### [Exercise brief]
Report the count of lines containing the word "name" in the entries below, and nothing more.

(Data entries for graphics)

%%

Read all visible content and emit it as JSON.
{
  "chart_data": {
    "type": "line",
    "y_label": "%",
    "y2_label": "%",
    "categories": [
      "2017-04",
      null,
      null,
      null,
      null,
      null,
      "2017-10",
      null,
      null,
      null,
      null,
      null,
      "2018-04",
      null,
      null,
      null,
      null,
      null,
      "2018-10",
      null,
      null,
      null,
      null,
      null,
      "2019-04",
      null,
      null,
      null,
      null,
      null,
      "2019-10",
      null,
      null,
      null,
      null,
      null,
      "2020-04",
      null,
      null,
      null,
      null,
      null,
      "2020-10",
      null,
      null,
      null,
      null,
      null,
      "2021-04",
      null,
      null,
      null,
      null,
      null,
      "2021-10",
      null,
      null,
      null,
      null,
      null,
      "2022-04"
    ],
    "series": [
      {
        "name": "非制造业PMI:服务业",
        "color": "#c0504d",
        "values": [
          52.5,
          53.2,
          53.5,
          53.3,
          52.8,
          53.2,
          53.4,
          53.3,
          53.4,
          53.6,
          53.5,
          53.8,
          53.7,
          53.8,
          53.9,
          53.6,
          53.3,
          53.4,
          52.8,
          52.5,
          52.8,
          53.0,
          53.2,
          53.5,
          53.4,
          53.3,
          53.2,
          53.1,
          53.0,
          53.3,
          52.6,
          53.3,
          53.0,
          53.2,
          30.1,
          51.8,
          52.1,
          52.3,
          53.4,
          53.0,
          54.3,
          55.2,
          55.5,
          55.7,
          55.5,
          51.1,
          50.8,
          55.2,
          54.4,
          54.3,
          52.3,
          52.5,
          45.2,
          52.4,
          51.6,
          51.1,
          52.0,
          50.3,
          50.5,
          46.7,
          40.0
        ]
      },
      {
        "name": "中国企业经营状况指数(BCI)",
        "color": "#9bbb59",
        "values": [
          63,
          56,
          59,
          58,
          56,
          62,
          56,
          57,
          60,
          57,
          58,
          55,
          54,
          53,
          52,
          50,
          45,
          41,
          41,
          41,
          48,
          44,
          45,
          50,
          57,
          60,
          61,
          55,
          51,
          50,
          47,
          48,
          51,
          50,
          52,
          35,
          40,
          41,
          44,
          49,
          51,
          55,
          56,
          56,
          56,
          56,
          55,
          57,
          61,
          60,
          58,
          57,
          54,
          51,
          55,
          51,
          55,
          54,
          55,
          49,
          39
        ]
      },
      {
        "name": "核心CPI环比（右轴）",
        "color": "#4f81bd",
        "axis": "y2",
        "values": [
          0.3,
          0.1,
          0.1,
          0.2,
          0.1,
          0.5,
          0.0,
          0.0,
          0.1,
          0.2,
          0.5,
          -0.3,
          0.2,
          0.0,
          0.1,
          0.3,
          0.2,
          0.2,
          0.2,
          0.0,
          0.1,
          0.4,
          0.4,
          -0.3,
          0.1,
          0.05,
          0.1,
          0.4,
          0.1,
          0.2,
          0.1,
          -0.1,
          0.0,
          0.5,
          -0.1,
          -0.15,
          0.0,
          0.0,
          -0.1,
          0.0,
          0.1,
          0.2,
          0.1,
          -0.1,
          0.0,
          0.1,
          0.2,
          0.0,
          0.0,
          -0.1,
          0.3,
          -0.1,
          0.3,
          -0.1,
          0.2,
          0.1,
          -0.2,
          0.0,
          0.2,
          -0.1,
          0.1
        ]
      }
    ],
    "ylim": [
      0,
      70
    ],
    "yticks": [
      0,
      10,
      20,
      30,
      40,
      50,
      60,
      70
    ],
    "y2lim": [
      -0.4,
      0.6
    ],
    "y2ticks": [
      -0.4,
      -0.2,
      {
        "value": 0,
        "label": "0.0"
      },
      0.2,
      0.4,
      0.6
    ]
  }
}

%%

### [Output for this exercise]
3